● **Stored records**
++++++
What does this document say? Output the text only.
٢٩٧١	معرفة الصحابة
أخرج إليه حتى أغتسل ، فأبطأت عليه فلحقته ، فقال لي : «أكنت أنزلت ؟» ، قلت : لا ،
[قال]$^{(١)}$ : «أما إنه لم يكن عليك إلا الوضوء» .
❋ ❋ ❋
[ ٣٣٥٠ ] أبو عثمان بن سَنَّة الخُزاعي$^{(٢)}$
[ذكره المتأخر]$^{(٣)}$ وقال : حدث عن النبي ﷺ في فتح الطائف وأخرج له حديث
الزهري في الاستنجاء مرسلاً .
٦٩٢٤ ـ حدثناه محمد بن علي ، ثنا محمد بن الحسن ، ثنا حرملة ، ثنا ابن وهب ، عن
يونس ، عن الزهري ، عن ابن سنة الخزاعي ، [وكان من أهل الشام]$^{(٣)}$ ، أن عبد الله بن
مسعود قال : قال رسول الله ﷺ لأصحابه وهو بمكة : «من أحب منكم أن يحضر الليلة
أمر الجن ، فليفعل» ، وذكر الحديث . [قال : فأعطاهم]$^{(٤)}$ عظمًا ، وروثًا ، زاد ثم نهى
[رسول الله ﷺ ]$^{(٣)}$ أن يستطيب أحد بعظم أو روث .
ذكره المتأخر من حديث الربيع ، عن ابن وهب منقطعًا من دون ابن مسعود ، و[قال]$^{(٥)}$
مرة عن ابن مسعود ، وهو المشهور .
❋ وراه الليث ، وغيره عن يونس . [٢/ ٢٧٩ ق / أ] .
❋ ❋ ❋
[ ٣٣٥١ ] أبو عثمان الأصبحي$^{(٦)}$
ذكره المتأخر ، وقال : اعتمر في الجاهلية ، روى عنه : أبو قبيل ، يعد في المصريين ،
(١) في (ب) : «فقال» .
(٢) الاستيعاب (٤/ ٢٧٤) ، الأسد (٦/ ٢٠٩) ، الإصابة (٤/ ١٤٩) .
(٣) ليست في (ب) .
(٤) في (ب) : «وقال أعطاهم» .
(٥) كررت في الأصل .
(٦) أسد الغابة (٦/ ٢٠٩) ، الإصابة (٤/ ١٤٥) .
++++++
● **Set problem**
Reproduce each entry word for word.

● **Full response**
What does this document say? Output the text only.
٢٩٧١	معرفة الصحابة
أخرج إليه حتى أغتسل ، فأبطأت عليه فلحقته ، فقال لي : «أكنت أنزلت ؟» ، قلت : لا ،
[قال]$^{(١)}$ : «أما إنه لم يكن عليك إلا الوضوء» .
❋ ❋ ❋
[ ٣٣٥٠ ] أبو عثمان بن سَنَّة الخُزاعي$^{(٢)}$
[ذكره المتأخر]$^{(٣)}$ وقال : حدث عن النبي ﷺ في فتح الطائف وأخرج له حديث
الزهري في الاستنجاء مرسلاً .
٦٩٢٤ ـ حدثناه محمد بن علي ، ثنا محمد بن الحسن ، ثنا حرملة ، ثنا ابن وهب ، عن
يونس ، عن الزهري ، عن ابن سنة الخزاعي ، [وكان من أهل الشام]$^{(٣)}$ ، أن عبد الله بن
مسعود قال : قال رسول الله ﷺ لأصحابه وهو بمكة : «من أحب منكم أن يحضر الليلة
أمر الجن ، فليفعل» ، وذكر الحديث . [قال : فأعطاهم]$^{(٤)}$ عظمًا ، وروثًا ، زاد ثم نهى
[رسول الله ﷺ ]$^{(٣)}$ أن يستطيب أحد بعظم أو روث .
ذكره المتأخر من حديث الربيع ، عن ابن وهب منقطعًا من دون ابن مسعود ، و[قال]$^{(٥)}$
مرة عن ابن مسعود ، وهو المشهور .
❋ وراه الليث ، وغيره عن يونس . [٢/ ٢٧٩ ق / أ] .
❋ ❋ ❋
[ ٣٣٥١ ] أبو عثمان الأصبحي$^{(٦)}$
ذكره المتأخر ، وقال : اعتمر في الجاهلية ، روى عنه : أبو قبيل ، يعد في المصريين ،
(١) في (ب) : «فقال» .
(٢) الاستيعاب (٤/ ٢٧٤) ، الأسد (٦/ ٢٠٩) ، الإصابة (٤/ ١٤٩) .
(٣) ليست في (ب) .
(٤) في (ب) : «وقال أعطاهم» .
(٥) كررت في الأصل .
(٦) أسد الغابة (٦/ ٢٠٩) ، الإصابة (٤/ ١٤٥) .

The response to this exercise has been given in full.